Any picture among the records should be left out, please; retype the rest exactly.

**Dataset rows about figures:**
========

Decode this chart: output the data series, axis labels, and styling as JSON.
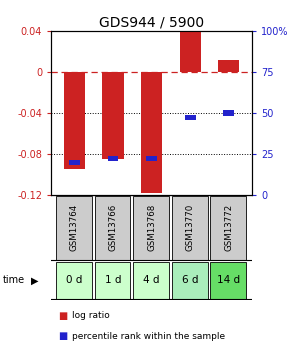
{
  "title": "GDS944 / 5900",
  "samples": [
    "GSM13764",
    "GSM13766",
    "GSM13768",
    "GSM13770",
    "GSM13772"
  ],
  "time_labels": [
    "0 d",
    "1 d",
    "4 d",
    "6 d",
    "14 d"
  ],
  "log_ratios": [
    -0.095,
    -0.085,
    -0.118,
    0.04,
    0.012
  ],
  "percentile_ranks": [
    20,
    22,
    22,
    47,
    50
  ],
  "ylim_left": [
    -0.12,
    0.04
  ],
  "ylim_right": [
    0,
    100
  ],
  "yticks_left": [
    0.04,
    0,
    -0.04,
    -0.08,
    -0.12
  ],
  "yticks_right": [
    100,
    75,
    50,
    25,
    0
  ],
  "bar_color": "#cc2222",
  "percentile_color": "#2222cc",
  "zero_line_color": "#cc2222",
  "grid_color": "#000000",
  "sample_bg": "#cccccc",
  "time_bg_colors": [
    "#ccffcc",
    "#ccffcc",
    "#ccffcc",
    "#aaeebb",
    "#66dd66"
  ],
  "legend_bar_color": "#cc2222",
  "legend_dot_color": "#2222cc",
  "title_fontsize": 10,
  "tick_fontsize": 7,
  "bar_width": 0.55,
  "time_arrow_label": "time"
}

========

**Task result:**
Decode this chart: output the data series, axis labels, and styling as JSON.
{
  "title": "GDS944 / 5900",
  "samples": [
    "GSM13764",
    "GSM13766",
    "GSM13768",
    "GSM13770",
    "GSM13772"
  ],
  "time_labels": [
    "0 d",
    "1 d",
    "4 d",
    "6 d",
    "14 d"
  ],
  "log_ratios": [
    -0.095,
    -0.085,
    -0.118,
    0.04,
    0.012
  ],
  "percentile_ranks": [
    20,
    22,
    22,
    47,
    50
  ],
  "ylim_left": [
    -0.12,
    0.04
  ],
  "ylim_right": [
    0,
    100
  ],
  "yticks_left": [
    0.04,
    0,
    -0.04,
    -0.08,
    -0.12
  ],
  "yticks_right": [
    100,
    75,
    50,
    25,
    0
  ],
  "bar_color": "#cc2222",
  "percentile_color": "#2222cc",
  "zero_line_color": "#cc2222",
  "grid_color": "#000000",
  "sample_bg": "#cccccc",
  "time_bg_colors": [
    "#ccffcc",
    "#ccffcc",
    "#ccffcc",
    "#aaeebb",
    "#66dd66"
  ],
  "legend_bar_color": "#cc2222",
  "legend_dot_color": "#2222cc",
  "title_fontsize": 10,
  "tick_fontsize": 7,
  "bar_width": 0.55,
  "time_arrow_label": "time"
}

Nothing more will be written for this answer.